There are several implications of these findings for clinicians as they consider the use of NOACs in patients at risk for cardiovascular events. While it is possible that dabigatran may be associated with a higher incidence of myocardial infarction when compared with warfarin, observational studies of dabigatran in a clinical setting have not found an association. There are no indications that NOACs, as a class, increase the risk of myocardial infarction. In patients at high risk of coronary events, preference may be given to the use of a NOAC other than dabigatran; however, it appears that the risk of myocardial infarction with dabigatran, if present at all, is likely very small.

Table 1: Myocardial Infarction in Mega Trials of Novel Anticoagulants
	NOAC		Warfarin
	Total Events	Event Rate (%/yr)	Total	Event Rate (%/yr)	Hazard Ratio	P-Value
RE-LY
Dabigatran 110 mg	98/6015	0.82	75/6022	0.64	1.29 (0.96-1.75)	0.09
Dabigatran 150 mg	97/6076	0.81	75/6022	0.64	1.27 (0.94-1.71)	0.12
ROCKET AF	101/7131	0.91	126/7133	1.12	0.81 (0.63-1.06)	0.12
ARISTOTLE	90/9120	0.53	102/9081	0.61	0.88 (0.66-1.17)	0.37

References

1. Connolly SJ, Ezekowitz MD, Yusuf S, et al.: Dabigatran versus warfarin in patients with atrial fibrillation. N Engl J Med 2009;361:1139-1151.
2. Hohnloser SH, Oldgren J, Yang S, et al.: Myocardial ischemic events in patients with atrial fibrillation treated with dabigatran or warfarin in the RE-LY (Randomized Evaluation of Long-Term Anticoagulation Therapy) trial. Circulation 2012;125:669-676.
3. Patel MR, Mahaffey KW, Garg J, et al.: Rivaroxaban versus warfarin in nonvalvular atrial fibrillation. N Engl J Med 2011;365:883-891.
4. Granger CB, Alexander JH, McMurray JJ, et al.: Apixaban versus warfarin in patients with atrial fibrillation. N Engl J Med 2011;365:981-992.

→ **DATA FOR ANALYSIS**:

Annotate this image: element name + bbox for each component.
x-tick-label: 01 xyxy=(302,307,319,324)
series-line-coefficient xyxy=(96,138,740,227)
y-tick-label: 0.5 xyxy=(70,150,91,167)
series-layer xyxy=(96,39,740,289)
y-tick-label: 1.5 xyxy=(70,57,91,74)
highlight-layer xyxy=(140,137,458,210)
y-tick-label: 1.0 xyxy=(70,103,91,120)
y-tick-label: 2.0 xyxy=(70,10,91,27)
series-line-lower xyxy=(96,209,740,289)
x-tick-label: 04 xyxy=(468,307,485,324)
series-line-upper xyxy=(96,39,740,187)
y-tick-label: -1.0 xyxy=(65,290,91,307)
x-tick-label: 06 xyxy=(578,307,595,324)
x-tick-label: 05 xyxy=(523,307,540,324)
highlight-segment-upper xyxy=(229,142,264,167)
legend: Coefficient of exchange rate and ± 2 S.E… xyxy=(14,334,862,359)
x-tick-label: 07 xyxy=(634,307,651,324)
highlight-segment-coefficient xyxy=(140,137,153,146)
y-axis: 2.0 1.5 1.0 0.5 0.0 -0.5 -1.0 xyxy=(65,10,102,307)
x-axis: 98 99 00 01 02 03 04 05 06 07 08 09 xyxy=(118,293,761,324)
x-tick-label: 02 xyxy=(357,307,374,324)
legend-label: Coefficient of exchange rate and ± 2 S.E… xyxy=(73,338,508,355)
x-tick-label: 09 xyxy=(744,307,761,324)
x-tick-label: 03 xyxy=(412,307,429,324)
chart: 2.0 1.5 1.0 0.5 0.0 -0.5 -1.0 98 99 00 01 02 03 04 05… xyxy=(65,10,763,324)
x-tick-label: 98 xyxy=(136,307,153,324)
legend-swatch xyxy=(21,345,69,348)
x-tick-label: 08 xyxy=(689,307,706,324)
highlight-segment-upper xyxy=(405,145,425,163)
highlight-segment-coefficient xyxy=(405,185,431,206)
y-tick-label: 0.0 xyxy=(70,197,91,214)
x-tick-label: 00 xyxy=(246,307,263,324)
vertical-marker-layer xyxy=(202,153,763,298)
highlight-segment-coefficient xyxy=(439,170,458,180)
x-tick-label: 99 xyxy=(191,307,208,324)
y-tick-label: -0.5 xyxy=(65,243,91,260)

→ **ACTIVITY 1**: In the passage on NOACs and heart attack risk, why might a NOAC other than dabigatran be preferred for patients at high risk of coronary events? Answer in one to three sentences.
→ **ACTIVITY 2**: Continue the passage on NOACs and heart attack risk, starting after its last line.

→ **ANSWER SECTION 1**: Dabigatran may be linked to a higher rate of myocardial infarction than warfarin. The passage also notes that any such risk is likely very small, because observational studies of dabigatran in clinical settings have not found a link.

→ **ANSWER SECTION 2**:
5. Uchino K, Hernandez AV: Dabigatran association with higher risk of acute coronary events: meta-analysis of noninferiority randomized controlled trials. Arch Intern Med 2012;172:397-402.
6. Sipahi I, Celik S, Akyol A: Dabigatran's 'Real-World' Data About Risk of Myocardial Infarction and Gastrointestinal Bleeding Contradicts With Randomized Trials. J Am Coll Cardiol 2013;62:945-946.
7. Oldgren J, Budaj A, Granger CB, et al.: Dabigatran vs. placebo in patients with acute coronary syndromes on dual antiplatelet therapy: a randomized, double-blind, phase II trial. Eur Heart J 2011;32:2781-2789.
8. Wallentin L, Wilcox RG, Weaver WD, et al.: Oral ximelagatran for secondary prophylaxis after myocardial infarction: the ESTEEM randomised controlled trial. Lancet 2003;362:789-797.
9. Larsen TB, Rasmussen LH, Skjoth F, et al.: Reply: Dabigatran's 'Real-World' Data About Risk of Myocardial Infarction and Gastrointestinal Bleeding Contradicts With Randomized Trials. J Am Coll Cardiol 2013;62:946-947.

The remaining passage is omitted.